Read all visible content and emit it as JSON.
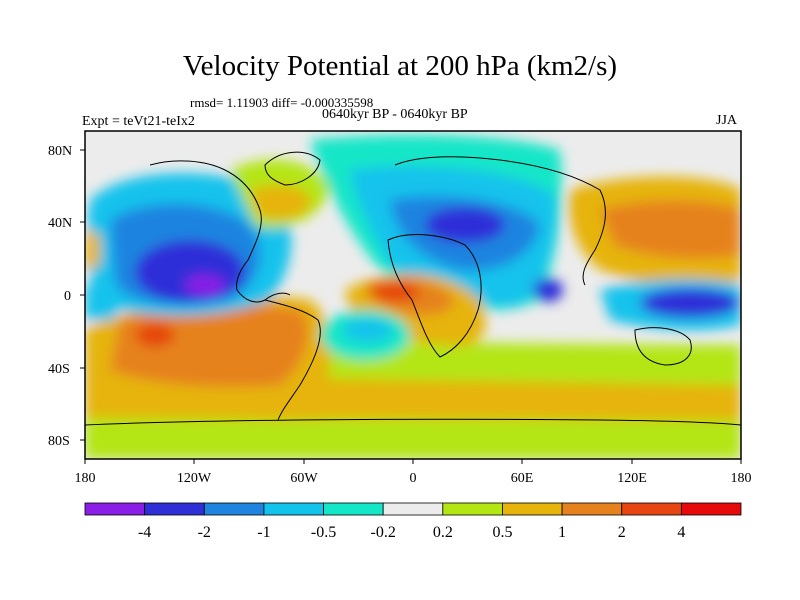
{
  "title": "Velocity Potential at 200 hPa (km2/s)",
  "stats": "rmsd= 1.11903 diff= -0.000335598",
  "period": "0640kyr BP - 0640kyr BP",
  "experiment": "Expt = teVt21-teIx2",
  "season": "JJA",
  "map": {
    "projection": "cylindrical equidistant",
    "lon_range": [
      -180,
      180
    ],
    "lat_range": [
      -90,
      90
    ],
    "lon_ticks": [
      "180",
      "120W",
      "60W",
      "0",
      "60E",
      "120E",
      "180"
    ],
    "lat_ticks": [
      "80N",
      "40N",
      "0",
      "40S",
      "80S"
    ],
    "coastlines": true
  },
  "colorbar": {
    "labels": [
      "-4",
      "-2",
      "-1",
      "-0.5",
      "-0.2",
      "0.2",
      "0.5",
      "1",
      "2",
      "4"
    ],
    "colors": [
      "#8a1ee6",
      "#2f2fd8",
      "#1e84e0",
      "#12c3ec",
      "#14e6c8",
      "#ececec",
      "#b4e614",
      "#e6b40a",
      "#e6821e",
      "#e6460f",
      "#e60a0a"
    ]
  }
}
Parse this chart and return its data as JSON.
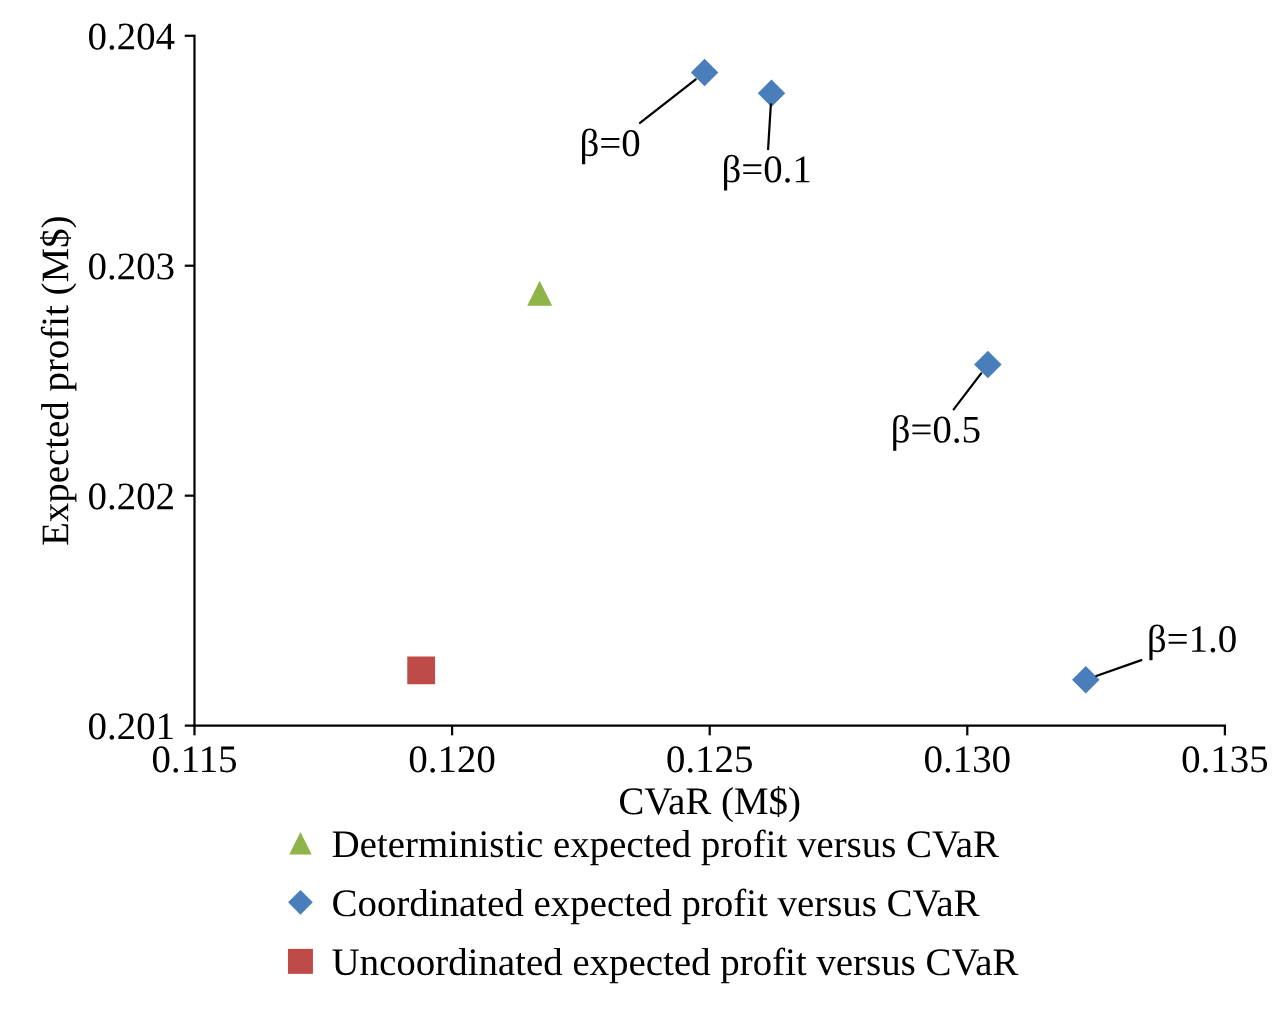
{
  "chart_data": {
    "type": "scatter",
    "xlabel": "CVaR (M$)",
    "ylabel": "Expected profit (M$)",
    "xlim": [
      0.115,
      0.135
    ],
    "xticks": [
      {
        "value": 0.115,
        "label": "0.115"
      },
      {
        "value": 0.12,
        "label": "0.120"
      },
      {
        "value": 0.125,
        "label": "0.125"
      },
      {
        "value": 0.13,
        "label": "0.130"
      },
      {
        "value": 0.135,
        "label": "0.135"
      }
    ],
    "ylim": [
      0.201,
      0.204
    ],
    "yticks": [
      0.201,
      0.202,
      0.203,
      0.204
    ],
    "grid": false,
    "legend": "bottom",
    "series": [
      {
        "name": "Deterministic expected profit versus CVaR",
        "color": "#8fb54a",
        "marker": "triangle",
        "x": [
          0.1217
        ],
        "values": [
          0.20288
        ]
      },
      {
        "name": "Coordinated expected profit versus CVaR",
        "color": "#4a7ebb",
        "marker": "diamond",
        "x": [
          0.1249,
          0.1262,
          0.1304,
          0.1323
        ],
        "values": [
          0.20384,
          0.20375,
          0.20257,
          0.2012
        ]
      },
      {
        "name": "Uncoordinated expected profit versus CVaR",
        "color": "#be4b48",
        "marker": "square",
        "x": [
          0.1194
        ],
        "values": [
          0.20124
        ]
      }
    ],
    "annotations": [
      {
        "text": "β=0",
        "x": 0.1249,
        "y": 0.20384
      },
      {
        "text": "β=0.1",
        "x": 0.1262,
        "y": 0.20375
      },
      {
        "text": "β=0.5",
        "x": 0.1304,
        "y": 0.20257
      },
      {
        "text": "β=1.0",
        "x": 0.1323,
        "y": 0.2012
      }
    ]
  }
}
#####
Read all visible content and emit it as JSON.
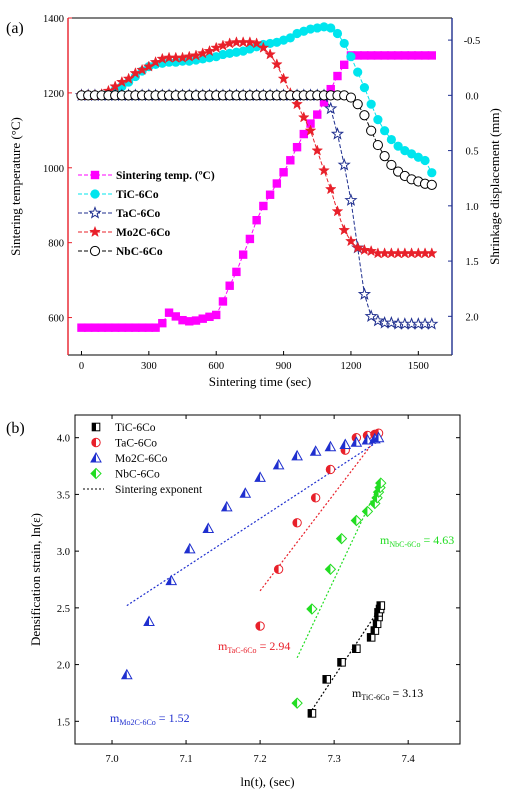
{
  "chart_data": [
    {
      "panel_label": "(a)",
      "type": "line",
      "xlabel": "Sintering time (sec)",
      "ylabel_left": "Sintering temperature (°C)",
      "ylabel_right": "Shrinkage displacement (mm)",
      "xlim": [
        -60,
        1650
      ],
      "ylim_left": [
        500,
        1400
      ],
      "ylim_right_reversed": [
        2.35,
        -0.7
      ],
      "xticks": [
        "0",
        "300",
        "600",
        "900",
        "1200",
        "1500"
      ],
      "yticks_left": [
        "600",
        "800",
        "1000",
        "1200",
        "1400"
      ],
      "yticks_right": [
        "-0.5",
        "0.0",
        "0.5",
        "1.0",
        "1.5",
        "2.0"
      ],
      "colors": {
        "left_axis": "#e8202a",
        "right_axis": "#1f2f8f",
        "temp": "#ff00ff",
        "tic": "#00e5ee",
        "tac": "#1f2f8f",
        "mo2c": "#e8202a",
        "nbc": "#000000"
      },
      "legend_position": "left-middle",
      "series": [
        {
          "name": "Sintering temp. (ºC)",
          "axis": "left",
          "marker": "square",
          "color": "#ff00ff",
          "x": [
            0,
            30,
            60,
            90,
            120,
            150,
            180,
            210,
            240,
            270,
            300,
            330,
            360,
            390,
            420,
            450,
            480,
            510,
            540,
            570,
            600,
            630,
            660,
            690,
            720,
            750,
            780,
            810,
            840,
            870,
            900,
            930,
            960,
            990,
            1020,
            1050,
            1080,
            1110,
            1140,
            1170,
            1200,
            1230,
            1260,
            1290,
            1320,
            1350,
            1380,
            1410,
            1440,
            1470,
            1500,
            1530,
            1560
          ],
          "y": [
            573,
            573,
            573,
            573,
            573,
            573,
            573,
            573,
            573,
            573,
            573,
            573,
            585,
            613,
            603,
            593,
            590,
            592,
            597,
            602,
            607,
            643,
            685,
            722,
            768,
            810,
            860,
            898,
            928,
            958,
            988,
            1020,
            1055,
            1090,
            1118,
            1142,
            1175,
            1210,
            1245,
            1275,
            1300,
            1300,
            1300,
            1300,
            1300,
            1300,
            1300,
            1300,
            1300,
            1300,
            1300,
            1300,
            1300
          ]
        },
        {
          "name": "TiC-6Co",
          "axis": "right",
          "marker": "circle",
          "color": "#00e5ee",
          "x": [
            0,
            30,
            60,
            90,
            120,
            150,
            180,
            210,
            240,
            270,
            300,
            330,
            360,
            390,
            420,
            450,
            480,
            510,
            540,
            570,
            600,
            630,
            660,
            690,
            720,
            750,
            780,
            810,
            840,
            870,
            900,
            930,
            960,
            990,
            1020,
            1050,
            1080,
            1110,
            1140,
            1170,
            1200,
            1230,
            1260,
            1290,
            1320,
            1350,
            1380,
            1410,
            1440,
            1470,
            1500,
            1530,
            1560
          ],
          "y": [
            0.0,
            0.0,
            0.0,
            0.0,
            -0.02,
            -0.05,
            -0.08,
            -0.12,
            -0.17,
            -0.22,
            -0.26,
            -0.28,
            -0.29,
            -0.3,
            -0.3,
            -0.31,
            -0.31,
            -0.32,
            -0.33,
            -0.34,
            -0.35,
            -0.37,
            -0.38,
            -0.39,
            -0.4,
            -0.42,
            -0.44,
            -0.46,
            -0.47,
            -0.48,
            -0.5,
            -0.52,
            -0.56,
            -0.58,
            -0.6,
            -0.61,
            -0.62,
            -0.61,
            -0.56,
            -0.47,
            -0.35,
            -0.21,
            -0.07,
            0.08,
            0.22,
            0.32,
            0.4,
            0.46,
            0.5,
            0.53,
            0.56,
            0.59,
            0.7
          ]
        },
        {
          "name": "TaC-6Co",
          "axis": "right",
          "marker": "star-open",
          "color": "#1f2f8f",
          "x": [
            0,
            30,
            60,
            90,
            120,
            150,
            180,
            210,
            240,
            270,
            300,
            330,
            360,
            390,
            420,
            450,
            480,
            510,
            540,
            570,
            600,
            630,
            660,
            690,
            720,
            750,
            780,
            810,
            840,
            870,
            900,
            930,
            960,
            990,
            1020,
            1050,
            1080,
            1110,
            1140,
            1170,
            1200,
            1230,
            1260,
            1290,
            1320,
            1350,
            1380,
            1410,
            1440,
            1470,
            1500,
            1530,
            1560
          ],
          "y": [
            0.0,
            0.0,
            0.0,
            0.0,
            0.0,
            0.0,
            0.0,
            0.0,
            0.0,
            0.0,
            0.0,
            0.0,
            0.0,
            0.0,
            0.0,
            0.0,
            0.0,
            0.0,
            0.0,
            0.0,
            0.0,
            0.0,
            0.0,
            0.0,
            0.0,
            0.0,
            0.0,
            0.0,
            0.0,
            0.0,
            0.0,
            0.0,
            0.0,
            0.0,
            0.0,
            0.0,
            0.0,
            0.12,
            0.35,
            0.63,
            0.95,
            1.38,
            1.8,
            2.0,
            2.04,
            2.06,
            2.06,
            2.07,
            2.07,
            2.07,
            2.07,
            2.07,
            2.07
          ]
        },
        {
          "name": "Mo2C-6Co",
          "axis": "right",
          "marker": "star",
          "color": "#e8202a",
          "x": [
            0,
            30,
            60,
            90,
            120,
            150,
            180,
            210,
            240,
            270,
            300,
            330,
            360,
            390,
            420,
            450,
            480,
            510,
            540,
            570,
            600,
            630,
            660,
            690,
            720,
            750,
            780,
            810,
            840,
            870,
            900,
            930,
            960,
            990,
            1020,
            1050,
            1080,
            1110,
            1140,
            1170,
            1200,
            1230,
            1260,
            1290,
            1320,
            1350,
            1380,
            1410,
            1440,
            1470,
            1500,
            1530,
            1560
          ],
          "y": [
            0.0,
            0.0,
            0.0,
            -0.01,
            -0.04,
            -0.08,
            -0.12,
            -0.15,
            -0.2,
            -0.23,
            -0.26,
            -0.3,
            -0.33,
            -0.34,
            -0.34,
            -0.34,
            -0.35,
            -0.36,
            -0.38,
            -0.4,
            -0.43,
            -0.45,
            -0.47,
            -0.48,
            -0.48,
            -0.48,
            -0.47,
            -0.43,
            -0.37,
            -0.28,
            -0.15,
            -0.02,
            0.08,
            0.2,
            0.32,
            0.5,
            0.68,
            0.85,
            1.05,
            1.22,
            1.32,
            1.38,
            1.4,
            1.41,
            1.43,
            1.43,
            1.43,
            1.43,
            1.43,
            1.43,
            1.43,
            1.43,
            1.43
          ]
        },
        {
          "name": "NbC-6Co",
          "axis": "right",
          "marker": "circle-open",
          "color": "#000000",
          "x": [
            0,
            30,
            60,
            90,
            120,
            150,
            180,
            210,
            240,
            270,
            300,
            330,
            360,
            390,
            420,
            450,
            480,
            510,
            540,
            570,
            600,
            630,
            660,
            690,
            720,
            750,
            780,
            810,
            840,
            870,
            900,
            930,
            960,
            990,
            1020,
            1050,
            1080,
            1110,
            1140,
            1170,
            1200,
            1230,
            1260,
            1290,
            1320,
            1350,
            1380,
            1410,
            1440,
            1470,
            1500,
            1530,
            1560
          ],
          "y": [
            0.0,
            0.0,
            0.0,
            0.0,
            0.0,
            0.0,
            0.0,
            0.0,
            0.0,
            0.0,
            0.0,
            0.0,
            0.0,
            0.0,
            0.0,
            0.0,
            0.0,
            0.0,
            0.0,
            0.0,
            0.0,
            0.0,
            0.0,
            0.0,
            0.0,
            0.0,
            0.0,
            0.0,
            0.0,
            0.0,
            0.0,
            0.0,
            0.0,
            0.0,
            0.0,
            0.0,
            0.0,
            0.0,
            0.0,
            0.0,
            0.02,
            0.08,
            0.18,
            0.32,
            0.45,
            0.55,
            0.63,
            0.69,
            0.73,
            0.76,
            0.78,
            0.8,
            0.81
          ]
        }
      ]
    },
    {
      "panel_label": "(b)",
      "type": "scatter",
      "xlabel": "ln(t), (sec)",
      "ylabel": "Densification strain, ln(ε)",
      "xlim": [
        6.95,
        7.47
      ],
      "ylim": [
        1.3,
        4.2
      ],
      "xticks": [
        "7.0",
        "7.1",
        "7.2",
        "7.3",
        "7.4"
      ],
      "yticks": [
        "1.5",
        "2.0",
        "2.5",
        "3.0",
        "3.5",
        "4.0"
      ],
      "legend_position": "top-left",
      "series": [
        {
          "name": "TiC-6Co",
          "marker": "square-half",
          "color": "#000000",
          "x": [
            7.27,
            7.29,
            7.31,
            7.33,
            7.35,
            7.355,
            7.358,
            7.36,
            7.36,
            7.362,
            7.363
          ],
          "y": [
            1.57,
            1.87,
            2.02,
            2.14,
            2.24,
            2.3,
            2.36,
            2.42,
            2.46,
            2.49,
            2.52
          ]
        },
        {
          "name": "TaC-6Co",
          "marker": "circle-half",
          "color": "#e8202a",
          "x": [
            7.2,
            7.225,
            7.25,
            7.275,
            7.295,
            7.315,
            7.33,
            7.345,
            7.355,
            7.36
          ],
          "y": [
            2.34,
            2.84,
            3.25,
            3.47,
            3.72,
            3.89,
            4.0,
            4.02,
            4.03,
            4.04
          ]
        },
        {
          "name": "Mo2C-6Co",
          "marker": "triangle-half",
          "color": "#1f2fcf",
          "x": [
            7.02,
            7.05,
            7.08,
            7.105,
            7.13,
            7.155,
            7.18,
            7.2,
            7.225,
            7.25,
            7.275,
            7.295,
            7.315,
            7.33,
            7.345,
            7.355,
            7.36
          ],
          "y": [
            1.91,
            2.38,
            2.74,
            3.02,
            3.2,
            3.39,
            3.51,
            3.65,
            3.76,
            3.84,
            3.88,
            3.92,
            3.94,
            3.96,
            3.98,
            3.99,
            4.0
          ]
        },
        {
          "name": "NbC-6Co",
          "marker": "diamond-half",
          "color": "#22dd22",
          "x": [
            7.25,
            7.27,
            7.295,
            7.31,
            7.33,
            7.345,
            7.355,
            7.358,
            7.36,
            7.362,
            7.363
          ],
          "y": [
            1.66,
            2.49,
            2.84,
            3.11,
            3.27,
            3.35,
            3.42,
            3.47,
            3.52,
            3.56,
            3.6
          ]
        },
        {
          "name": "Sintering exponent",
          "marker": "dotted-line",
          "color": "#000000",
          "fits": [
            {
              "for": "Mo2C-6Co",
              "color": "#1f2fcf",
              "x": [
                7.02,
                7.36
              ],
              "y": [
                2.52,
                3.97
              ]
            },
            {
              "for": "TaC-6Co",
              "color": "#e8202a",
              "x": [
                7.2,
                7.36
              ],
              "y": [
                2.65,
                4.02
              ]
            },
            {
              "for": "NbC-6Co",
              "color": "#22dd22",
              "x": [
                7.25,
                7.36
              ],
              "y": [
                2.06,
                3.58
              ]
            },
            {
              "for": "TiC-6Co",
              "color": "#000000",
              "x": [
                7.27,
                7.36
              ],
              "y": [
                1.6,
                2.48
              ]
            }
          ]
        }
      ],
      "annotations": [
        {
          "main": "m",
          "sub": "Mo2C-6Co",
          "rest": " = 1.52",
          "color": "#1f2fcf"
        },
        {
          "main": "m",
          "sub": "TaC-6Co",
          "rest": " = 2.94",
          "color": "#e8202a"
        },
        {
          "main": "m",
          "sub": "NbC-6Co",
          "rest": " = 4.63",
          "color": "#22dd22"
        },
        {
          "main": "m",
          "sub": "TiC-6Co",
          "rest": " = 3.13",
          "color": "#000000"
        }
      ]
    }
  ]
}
#####
What to produce: Copy down every line of the entries containing the word "triangle".

Exercise response:
        "marker": "triangle",
          "marker": "triangle-half",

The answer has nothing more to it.